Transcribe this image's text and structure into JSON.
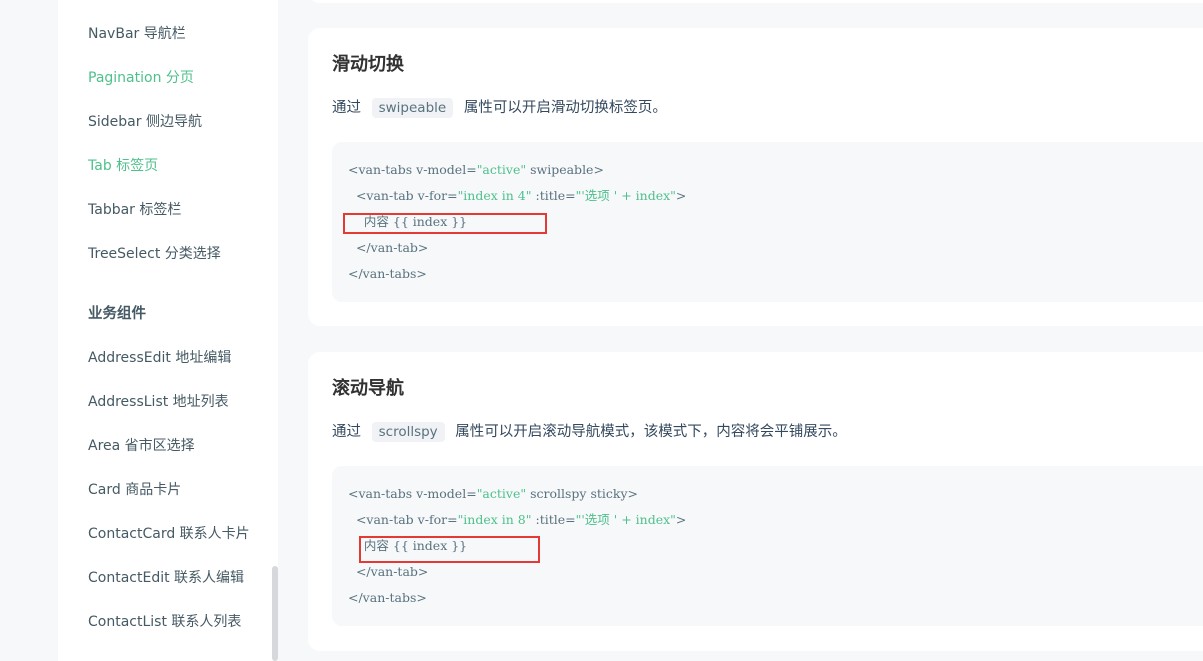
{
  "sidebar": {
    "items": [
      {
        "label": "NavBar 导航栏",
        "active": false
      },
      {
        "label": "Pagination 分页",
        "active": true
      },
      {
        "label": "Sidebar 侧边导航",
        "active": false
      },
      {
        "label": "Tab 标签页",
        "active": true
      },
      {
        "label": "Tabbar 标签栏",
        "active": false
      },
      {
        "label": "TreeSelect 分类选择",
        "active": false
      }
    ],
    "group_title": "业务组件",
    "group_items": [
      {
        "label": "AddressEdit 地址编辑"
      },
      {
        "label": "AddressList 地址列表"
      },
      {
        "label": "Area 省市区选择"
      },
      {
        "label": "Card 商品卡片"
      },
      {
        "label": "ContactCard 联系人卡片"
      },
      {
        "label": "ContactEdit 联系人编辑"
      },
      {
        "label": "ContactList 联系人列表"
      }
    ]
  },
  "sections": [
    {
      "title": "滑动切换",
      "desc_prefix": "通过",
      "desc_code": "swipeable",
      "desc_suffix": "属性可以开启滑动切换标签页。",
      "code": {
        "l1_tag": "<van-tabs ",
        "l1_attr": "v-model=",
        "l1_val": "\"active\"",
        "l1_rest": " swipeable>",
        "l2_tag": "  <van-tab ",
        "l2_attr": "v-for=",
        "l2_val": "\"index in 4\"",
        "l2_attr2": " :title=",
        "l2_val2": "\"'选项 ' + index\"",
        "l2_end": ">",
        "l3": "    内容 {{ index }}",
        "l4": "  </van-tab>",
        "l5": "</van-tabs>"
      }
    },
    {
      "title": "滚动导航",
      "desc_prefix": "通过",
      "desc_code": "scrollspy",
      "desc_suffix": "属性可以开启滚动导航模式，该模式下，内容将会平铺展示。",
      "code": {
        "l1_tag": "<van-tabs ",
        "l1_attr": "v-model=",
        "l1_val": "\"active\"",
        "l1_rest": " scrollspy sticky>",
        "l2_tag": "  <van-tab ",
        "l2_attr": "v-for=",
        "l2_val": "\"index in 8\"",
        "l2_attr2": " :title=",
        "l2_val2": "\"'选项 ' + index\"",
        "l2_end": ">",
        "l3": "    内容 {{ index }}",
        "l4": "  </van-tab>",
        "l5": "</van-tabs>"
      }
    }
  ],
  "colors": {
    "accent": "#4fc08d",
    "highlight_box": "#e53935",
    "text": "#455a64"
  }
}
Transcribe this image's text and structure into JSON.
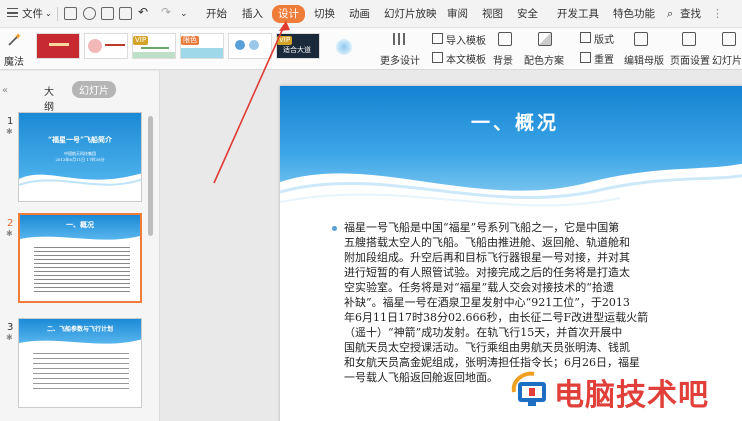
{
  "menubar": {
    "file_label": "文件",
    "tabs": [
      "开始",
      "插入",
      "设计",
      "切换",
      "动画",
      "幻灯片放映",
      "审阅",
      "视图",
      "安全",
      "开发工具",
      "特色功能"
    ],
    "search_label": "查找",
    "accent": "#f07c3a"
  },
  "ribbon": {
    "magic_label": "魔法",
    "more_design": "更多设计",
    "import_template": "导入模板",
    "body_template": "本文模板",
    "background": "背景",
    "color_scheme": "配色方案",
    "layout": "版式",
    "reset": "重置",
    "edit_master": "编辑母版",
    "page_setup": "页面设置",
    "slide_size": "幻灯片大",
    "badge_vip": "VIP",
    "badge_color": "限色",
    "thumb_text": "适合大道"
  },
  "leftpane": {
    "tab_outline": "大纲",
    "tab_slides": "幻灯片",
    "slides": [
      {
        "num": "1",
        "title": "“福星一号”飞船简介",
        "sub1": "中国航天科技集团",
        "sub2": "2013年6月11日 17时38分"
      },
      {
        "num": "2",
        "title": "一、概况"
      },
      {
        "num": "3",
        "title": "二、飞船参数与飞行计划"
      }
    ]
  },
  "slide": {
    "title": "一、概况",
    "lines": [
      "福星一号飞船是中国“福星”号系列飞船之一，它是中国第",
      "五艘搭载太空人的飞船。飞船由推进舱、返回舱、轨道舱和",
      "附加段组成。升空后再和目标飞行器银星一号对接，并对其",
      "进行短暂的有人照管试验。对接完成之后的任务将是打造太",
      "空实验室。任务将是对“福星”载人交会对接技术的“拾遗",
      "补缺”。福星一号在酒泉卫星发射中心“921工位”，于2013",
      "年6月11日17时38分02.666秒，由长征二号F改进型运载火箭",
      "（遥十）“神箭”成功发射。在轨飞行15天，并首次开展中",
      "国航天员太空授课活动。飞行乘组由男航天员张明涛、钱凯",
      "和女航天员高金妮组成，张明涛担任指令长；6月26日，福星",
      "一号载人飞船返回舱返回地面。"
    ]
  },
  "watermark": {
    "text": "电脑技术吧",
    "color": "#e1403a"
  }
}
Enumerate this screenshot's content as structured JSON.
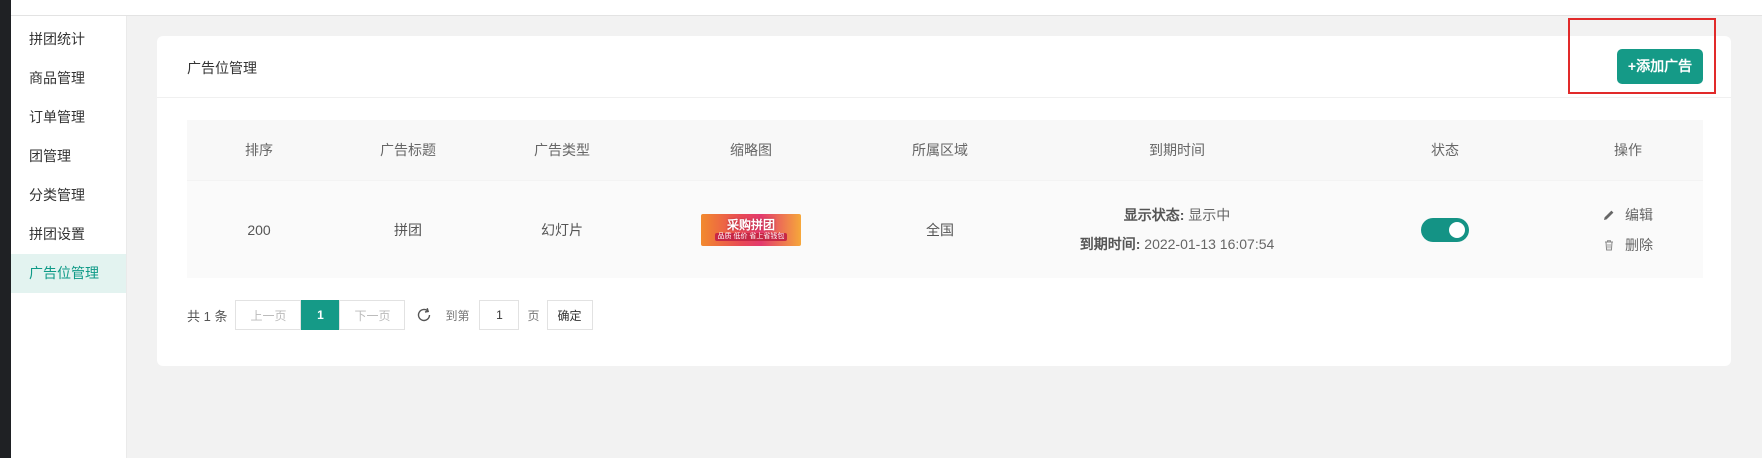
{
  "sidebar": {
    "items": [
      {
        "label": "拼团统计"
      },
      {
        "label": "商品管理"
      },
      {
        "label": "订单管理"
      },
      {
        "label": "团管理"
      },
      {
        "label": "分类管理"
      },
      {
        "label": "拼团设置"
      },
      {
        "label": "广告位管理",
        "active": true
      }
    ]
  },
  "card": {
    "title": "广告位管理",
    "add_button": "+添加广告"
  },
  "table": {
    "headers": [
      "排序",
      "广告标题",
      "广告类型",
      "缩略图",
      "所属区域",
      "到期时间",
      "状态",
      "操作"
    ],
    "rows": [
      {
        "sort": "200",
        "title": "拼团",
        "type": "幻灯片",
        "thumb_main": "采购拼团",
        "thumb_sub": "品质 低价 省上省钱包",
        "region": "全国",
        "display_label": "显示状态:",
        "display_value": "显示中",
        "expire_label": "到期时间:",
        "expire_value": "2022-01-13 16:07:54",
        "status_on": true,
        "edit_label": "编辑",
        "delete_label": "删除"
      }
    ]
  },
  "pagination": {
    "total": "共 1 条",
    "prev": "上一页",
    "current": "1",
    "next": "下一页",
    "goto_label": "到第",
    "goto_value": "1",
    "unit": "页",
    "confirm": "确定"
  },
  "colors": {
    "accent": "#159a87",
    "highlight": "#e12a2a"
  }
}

#### Required work:
Exclude the images, then output the data above word for word.

#### Expected answer:
Transcribe this image's text and structure into JSON.
{
  "sidebar": {
    "items": [
      {
        "label": "NavBar 导航栏",
        "active": false
      },
      {
        "label": "Pagination 分页",
        "active": true
      },
      {
        "label": "Sidebar 侧边导航",
        "active": false
      },
      {
        "label": "Tab 标签页",
        "active": true
      },
      {
        "label": "Tabbar 标签栏",
        "active": false
      },
      {
        "label": "TreeSelect 分类选择",
        "active": false
      }
    ],
    "group_title": "业务组件",
    "group_items": [
      {
        "label": "AddressEdit 地址编辑"
      },
      {
        "label": "AddressList 地址列表"
      },
      {
        "label": "Area 省市区选择"
      },
      {
        "label": "Card 商品卡片"
      },
      {
        "label": "ContactCard 联系人卡片"
      },
      {
        "label": "ContactEdit 联系人编辑"
      },
      {
        "label": "ContactList 联系人列表"
      }
    ]
  },
  "sections": [
    {
      "title": "滑动切换",
      "desc_prefix": "通过",
      "desc_code": "swipeable",
      "desc_suffix": "属性可以开启滑动切换标签页。",
      "code": {
        "l1_tag": "<van-tabs ",
        "l1_attr": "v-model=",
        "l1_val": "\"active\"",
        "l1_rest": " swipeable>",
        "l2_tag": "  <van-tab ",
        "l2_attr": "v-for=",
        "l2_val": "\"index in 4\"",
        "l2_attr2": " :title=",
        "l2_val2": "\"'选项 ' + index\"",
        "l2_end": ">",
        "l3": "    内容 {{ index }}",
        "l4": "  </van-tab>",
        "l5": "</van-tabs>"
      }
    },
    {
      "title": "滚动导航",
      "desc_prefix": "通过",
      "desc_code": "scrollspy",
      "desc_suffix": "属性可以开启滚动导航模式，该模式下，内容将会平铺展示。",
      "code": {
        "l1_tag": "<van-tabs ",
        "l1_attr": "v-model=",
        "l1_val": "\"active\"",
        "l1_rest": " scrollspy sticky>",
        "l2_tag": "  <van-tab ",
        "l2_attr": "v-for=",
        "l2_val": "\"index in 8\"",
        "l2_attr2": " :title=",
        "l2_val2": "\"'选项 ' + index\"",
        "l2_end": ">",
        "l3": "    内容 {{ index }}",
        "l4": "  </van-tab>",
        "l5": "</van-tabs>"
      }
    }
  ],
  "colors": {
    "accent": "#4fc08d",
    "highlight_box": "#e53935",
    "text": "#455a64"
  }
}
Transcribe this image's text and structure into JSON.
{
  "menubar": {
    "file_label": "文件",
    "tabs": [
      "开始",
      "插入",
      "设计",
      "切换",
      "动画",
      "幻灯片放映",
      "审阅",
      "视图",
      "安全",
      "开发工具",
      "特色功能"
    ],
    "search_label": "查找",
    "accent": "#f07c3a"
  },
  "ribbon": {
    "magic_label": "魔法",
    "more_design": "更多设计",
    "import_template": "导入模板",
    "body_template": "本文模板",
    "background": "背景",
    "color_scheme": "配色方案",
    "layout": "版式",
    "reset": "重置",
    "edit_master": "编辑母版",
    "page_setup": "页面设置",
    "slide_size": "幻灯片大",
    "badge_vip": "VIP",
    "badge_color": "限色",
    "thumb_text": "适合大道"
  },
  "leftpane": {
    "tab_outline": "大纲",
    "tab_slides": "幻灯片",
    "slides": [
      {
        "num": "1",
        "title": "“福星一号”飞船简介",
        "sub1": "中国航天科技集团",
        "sub2": "2013年6月11日 17时38分"
      },
      {
        "num": "2",
        "title": "一、概况"
      },
      {
        "num": "3",
        "title": "二、飞船参数与飞行计划"
      }
    ]
  },
  "slide": {
    "title": "一、概况",
    "lines": [
      "福星一号飞船是中国“福星”号系列飞船之一，它是中国第",
      "五艘搭载太空人的飞船。飞船由推进舱、返回舱、轨道舱和",
      "附加段组成。升空后再和目标飞行器银星一号对接，并对其",
      "进行短暂的有人照管试验。对接完成之后的任务将是打造太",
      "空实验室。任务将是对“福星”载人交会对接技术的“拾遗",
      "补缺”。福星一号在酒泉卫星发射中心“921工位”，于2013",
      "年6月11日17时38分02.666秒，由长征二号F改进型运载火箭",
      "（遥十）“神箭”成功发射。在轨飞行15天，并首次开展中",
      "国航天员太空授课活动。飞行乘组由男航天员张明涛、钱凯",
      "和女航天员高金妮组成，张明涛担任指令长；6月26日，福星",
      "一号载人飞船返回舱返回地面。"
    ]
  },
  "watermark": {
    "text": "电脑技术吧",
    "color": "#e1403a"
  }
}
Enumerate this screenshot's content as structured JSON.
{
  "sidebar": {
    "items": [
      {
        "label": "拼团统计"
      },
      {
        "label": "商品管理"
      },
      {
        "label": "订单管理"
      },
      {
        "label": "团管理"
      },
      {
        "label": "分类管理"
      },
      {
        "label": "拼团设置"
      },
      {
        "label": "广告位管理",
        "active": true
      }
    ]
  },
  "card": {
    "title": "广告位管理",
    "add_button": "+添加广告"
  },
  "table": {
    "headers": [
      "排序",
      "广告标题",
      "广告类型",
      "缩略图",
      "所属区域",
      "到期时间",
      "状态",
      "操作"
    ],
    "rows": [
      {
        "sort": "200",
        "title": "拼团",
        "type": "幻灯片",
        "thumb_main": "采购拼团",
        "thumb_sub": "品质 低价 省上省钱包",
        "region": "全国",
        "display_label": "显示状态:",
        "display_value": "显示中",
        "expire_label": "到期时间:",
        "expire_value": "2022-01-13 16:07:54",
        "status_on": true,
        "edit_label": "编辑",
        "delete_label": "删除"
      }
    ]
  },
  "pagination": {
    "total": "共 1 条",
    "prev": "上一页",
    "current": "1",
    "next": "下一页",
    "goto_label": "到第",
    "goto_value": "1",
    "unit": "页",
    "confirm": "确定"
  },
  "colors": {
    "accent": "#159a87",
    "highlight": "#e12a2a"
  }
}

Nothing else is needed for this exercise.